To be done ::
Among these lines, how many include "tail"? Answer only with the number.

(Items from a figure collection)
++++++++++

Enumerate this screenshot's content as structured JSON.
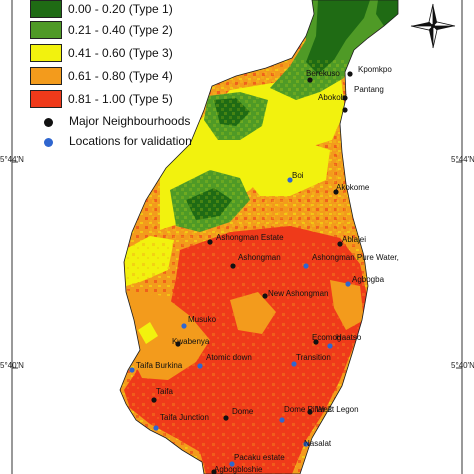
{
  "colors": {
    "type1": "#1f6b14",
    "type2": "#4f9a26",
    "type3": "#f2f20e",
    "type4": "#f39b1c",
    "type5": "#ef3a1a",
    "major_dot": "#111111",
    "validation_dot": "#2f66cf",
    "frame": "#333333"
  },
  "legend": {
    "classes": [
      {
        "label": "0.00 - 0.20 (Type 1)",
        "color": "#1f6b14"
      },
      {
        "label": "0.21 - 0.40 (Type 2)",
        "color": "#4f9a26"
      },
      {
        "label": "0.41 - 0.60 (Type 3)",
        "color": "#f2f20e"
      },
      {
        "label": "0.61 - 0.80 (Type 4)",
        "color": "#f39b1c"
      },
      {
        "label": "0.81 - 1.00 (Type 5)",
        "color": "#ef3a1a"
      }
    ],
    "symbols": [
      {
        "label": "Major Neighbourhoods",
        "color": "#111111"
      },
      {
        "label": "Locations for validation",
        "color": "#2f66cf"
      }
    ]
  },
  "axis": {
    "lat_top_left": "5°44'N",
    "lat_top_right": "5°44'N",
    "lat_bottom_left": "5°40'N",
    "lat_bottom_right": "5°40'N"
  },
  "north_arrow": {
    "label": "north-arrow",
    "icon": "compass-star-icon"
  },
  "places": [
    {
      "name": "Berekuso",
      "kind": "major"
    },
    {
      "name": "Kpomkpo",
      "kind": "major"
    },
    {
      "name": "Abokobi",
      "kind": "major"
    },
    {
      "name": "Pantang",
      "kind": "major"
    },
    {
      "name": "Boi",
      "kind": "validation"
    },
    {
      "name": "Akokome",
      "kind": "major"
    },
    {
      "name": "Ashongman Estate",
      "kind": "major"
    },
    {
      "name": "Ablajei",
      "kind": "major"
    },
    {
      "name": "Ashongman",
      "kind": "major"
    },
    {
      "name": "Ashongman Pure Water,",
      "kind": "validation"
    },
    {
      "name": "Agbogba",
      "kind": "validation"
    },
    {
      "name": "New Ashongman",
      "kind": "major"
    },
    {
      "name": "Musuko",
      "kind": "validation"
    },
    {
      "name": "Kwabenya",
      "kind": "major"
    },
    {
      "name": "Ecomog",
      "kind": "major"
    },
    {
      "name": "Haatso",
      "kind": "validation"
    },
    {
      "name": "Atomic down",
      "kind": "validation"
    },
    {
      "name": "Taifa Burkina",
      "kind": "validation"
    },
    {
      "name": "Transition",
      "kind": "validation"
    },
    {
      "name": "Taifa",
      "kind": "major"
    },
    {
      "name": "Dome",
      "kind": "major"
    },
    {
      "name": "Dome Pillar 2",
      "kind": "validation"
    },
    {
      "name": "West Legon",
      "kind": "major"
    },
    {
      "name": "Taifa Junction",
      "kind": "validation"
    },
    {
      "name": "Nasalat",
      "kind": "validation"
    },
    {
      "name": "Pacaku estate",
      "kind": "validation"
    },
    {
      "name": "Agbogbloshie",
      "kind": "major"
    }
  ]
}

++++++++++

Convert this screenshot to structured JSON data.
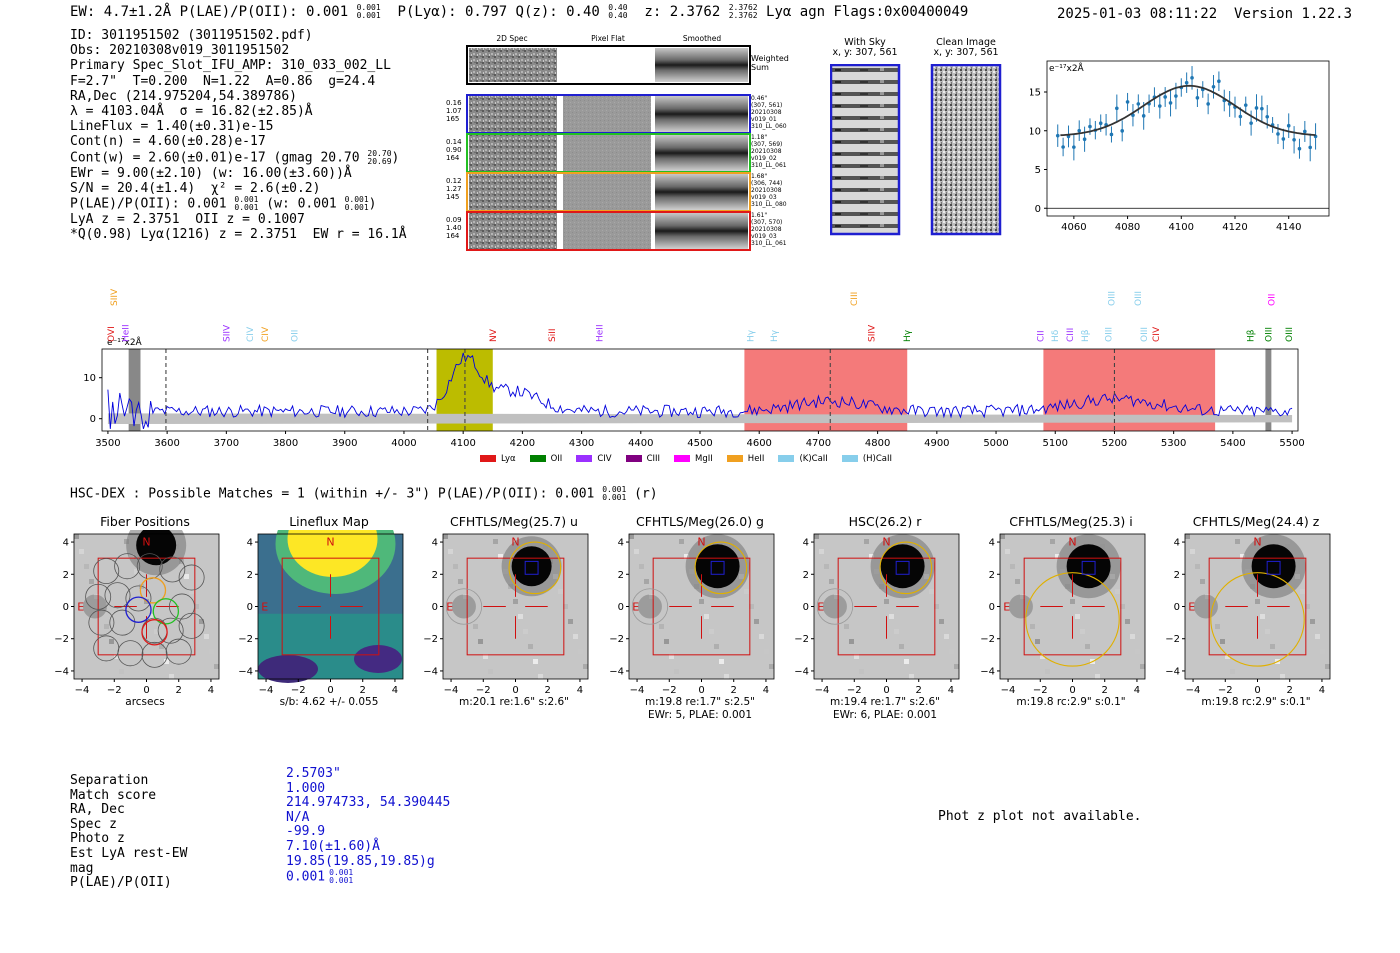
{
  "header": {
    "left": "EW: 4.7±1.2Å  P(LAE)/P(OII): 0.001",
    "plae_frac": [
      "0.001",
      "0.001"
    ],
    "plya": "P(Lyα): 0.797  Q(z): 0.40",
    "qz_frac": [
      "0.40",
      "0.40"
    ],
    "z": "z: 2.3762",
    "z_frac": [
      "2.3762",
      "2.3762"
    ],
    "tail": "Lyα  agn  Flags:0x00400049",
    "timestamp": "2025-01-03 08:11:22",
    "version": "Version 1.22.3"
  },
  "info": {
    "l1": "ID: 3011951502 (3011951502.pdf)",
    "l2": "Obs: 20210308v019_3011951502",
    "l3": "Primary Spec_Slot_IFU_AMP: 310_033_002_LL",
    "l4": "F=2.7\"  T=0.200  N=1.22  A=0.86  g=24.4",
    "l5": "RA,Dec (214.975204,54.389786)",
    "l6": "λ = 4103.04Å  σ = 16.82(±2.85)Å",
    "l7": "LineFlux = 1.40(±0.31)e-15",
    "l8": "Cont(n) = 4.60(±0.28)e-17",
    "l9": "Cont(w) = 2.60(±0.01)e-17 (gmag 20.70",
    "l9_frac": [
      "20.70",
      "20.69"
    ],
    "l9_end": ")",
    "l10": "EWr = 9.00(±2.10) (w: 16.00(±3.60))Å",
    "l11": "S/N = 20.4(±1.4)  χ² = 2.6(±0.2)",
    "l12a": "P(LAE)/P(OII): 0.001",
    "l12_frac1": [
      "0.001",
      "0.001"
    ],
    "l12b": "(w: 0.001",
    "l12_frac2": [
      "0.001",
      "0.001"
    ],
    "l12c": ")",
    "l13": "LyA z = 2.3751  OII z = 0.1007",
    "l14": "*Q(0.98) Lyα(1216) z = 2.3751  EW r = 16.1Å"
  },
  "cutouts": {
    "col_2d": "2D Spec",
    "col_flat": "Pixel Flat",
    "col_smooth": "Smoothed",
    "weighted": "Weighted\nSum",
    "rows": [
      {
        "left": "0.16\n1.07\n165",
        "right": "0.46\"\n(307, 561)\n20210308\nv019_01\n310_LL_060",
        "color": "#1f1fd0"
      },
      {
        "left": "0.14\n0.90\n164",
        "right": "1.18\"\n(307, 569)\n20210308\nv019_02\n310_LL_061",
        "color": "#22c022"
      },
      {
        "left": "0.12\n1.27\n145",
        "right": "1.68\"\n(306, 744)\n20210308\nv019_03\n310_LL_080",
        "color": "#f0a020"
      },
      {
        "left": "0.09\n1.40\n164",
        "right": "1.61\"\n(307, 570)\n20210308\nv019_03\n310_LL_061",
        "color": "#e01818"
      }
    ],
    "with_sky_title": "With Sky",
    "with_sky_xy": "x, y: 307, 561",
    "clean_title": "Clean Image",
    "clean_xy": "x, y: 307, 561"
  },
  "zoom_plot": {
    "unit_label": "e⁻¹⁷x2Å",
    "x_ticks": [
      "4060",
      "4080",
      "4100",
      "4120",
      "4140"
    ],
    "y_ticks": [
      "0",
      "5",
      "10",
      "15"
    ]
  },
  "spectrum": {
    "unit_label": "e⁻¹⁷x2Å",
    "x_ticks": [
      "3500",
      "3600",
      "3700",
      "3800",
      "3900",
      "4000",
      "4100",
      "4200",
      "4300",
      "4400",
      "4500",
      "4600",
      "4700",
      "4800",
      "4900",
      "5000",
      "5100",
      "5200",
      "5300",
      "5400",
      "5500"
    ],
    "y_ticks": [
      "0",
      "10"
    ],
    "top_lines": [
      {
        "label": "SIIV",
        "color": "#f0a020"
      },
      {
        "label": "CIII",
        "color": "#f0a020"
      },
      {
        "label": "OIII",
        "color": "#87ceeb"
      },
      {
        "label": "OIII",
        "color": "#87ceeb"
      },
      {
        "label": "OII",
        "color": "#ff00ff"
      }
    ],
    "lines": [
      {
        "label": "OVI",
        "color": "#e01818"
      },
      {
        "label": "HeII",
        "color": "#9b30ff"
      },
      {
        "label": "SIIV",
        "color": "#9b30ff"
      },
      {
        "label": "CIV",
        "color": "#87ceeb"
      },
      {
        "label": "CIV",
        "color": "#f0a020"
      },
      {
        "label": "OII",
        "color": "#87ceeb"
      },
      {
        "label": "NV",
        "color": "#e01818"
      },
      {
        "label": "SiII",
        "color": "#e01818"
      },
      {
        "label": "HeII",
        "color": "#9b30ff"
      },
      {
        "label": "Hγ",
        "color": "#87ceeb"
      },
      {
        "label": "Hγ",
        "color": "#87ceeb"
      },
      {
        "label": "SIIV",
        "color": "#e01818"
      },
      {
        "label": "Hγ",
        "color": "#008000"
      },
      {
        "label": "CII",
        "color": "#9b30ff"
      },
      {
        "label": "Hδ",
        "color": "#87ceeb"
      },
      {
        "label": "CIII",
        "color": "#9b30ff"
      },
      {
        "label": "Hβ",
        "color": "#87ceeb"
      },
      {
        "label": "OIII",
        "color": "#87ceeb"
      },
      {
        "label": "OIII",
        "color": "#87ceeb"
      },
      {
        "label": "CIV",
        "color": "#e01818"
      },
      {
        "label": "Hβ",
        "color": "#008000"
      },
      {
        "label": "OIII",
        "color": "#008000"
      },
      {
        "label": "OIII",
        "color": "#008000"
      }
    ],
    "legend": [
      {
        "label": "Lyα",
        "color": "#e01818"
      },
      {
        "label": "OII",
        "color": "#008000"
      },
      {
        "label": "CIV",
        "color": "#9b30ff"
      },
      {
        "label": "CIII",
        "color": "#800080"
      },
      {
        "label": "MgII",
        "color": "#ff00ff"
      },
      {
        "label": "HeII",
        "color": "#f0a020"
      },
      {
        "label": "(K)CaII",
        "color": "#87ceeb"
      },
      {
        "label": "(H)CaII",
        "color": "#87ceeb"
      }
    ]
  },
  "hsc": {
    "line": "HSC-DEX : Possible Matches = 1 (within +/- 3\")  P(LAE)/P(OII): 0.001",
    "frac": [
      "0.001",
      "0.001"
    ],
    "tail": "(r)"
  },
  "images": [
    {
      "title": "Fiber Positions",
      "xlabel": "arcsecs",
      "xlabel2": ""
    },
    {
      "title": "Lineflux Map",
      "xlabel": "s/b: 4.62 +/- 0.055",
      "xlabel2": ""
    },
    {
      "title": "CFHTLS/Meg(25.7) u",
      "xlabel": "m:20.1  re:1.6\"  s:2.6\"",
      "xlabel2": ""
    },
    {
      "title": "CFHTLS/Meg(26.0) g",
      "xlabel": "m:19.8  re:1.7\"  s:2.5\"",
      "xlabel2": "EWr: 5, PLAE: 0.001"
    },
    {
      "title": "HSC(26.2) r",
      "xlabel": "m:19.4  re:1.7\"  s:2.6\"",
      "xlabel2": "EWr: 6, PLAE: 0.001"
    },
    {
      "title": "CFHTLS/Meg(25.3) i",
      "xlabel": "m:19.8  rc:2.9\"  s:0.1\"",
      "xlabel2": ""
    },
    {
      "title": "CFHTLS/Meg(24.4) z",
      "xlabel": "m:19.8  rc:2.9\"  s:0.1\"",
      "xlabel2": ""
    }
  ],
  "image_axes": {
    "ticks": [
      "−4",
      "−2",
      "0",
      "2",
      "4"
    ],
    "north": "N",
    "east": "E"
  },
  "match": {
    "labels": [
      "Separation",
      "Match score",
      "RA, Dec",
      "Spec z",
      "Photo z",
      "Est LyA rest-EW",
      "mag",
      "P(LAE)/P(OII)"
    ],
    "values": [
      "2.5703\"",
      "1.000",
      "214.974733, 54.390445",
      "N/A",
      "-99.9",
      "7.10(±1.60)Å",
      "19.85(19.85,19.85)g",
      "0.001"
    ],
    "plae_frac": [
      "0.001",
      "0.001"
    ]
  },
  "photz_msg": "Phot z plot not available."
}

++++++++++

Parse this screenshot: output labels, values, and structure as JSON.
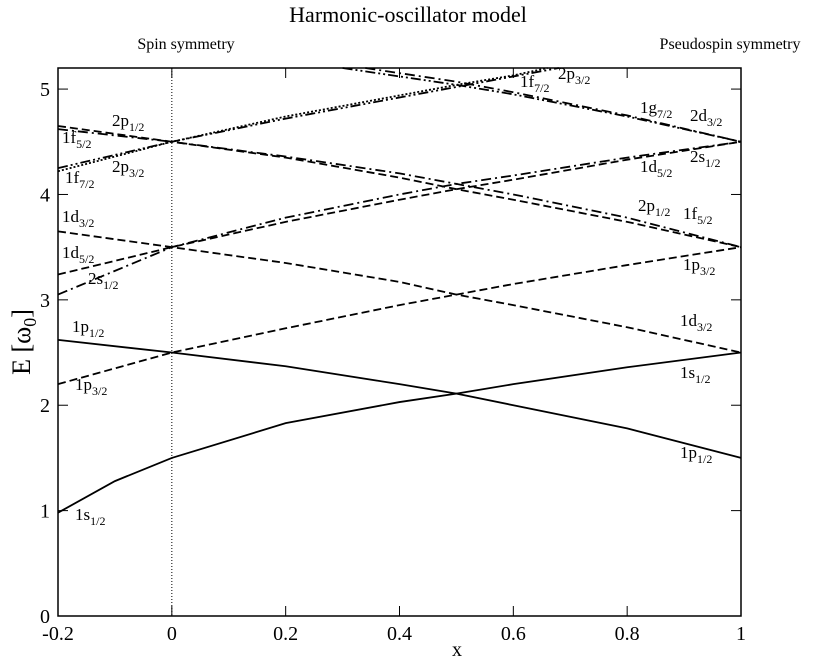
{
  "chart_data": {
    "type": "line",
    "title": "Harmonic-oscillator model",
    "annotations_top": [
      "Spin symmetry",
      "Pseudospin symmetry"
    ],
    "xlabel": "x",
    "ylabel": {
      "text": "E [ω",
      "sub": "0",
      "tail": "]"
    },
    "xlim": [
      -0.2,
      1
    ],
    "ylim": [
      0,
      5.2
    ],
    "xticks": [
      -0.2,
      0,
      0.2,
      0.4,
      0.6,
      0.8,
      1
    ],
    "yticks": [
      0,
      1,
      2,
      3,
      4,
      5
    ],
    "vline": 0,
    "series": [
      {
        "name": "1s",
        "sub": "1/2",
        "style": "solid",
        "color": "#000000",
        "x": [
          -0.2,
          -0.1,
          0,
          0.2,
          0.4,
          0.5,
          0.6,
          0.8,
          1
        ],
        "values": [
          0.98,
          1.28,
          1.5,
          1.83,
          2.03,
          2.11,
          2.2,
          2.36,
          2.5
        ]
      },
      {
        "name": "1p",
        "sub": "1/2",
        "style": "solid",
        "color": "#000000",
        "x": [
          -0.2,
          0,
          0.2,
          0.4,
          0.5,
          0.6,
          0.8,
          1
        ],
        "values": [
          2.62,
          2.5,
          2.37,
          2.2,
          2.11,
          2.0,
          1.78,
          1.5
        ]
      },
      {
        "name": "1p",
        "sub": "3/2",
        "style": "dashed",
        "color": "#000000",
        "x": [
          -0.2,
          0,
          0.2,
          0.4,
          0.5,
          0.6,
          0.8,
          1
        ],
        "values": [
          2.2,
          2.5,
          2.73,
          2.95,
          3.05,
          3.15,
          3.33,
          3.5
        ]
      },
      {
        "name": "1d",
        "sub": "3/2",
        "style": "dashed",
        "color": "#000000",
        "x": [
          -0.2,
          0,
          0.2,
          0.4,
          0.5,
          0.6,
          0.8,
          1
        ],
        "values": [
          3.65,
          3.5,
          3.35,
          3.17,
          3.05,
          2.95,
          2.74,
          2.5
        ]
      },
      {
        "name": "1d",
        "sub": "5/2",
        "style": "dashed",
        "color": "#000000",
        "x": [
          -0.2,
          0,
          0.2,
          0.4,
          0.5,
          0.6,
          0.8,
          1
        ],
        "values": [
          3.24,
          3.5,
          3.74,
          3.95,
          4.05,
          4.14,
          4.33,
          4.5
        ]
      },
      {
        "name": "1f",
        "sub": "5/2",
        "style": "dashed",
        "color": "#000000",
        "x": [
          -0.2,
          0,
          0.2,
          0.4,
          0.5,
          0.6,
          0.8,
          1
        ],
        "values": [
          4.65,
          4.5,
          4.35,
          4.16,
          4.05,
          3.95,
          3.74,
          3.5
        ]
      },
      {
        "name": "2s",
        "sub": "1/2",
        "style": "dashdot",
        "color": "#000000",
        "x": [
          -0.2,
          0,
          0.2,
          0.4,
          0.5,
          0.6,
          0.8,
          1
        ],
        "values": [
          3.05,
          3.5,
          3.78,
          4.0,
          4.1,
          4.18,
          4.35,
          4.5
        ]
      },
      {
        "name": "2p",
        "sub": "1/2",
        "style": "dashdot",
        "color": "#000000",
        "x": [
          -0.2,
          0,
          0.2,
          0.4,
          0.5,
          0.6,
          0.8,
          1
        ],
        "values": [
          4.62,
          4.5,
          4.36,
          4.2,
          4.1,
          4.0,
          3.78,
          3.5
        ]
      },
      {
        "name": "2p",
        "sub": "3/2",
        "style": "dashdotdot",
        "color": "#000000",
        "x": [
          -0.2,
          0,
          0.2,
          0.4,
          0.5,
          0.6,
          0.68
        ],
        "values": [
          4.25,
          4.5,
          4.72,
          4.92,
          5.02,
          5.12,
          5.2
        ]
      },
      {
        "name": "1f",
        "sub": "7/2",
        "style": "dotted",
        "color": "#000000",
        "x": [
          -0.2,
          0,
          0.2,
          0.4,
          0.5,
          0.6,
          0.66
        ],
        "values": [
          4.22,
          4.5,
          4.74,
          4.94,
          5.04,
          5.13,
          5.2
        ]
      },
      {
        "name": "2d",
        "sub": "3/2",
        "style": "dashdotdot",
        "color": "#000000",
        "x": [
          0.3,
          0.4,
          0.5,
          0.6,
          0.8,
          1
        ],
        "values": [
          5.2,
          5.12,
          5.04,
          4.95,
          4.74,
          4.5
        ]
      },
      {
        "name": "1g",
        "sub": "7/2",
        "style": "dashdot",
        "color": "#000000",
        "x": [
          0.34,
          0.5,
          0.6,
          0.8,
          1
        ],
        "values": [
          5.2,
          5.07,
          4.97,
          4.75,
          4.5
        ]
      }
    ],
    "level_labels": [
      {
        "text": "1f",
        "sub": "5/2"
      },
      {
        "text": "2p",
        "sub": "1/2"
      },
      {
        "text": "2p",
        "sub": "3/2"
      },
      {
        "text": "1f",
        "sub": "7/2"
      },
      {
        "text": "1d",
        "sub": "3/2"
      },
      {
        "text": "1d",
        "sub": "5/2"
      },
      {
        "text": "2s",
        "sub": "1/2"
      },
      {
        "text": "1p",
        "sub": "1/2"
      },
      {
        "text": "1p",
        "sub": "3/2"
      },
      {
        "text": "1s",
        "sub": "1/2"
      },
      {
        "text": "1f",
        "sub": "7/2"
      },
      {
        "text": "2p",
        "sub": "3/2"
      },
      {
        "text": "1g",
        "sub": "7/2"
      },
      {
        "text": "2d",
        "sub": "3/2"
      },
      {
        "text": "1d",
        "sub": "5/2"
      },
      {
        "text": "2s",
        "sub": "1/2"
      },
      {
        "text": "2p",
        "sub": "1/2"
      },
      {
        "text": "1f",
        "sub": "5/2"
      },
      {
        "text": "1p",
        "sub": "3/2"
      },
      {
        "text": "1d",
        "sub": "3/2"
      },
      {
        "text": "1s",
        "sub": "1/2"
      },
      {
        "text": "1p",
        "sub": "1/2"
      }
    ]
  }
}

++++++++++

Task solution ::
3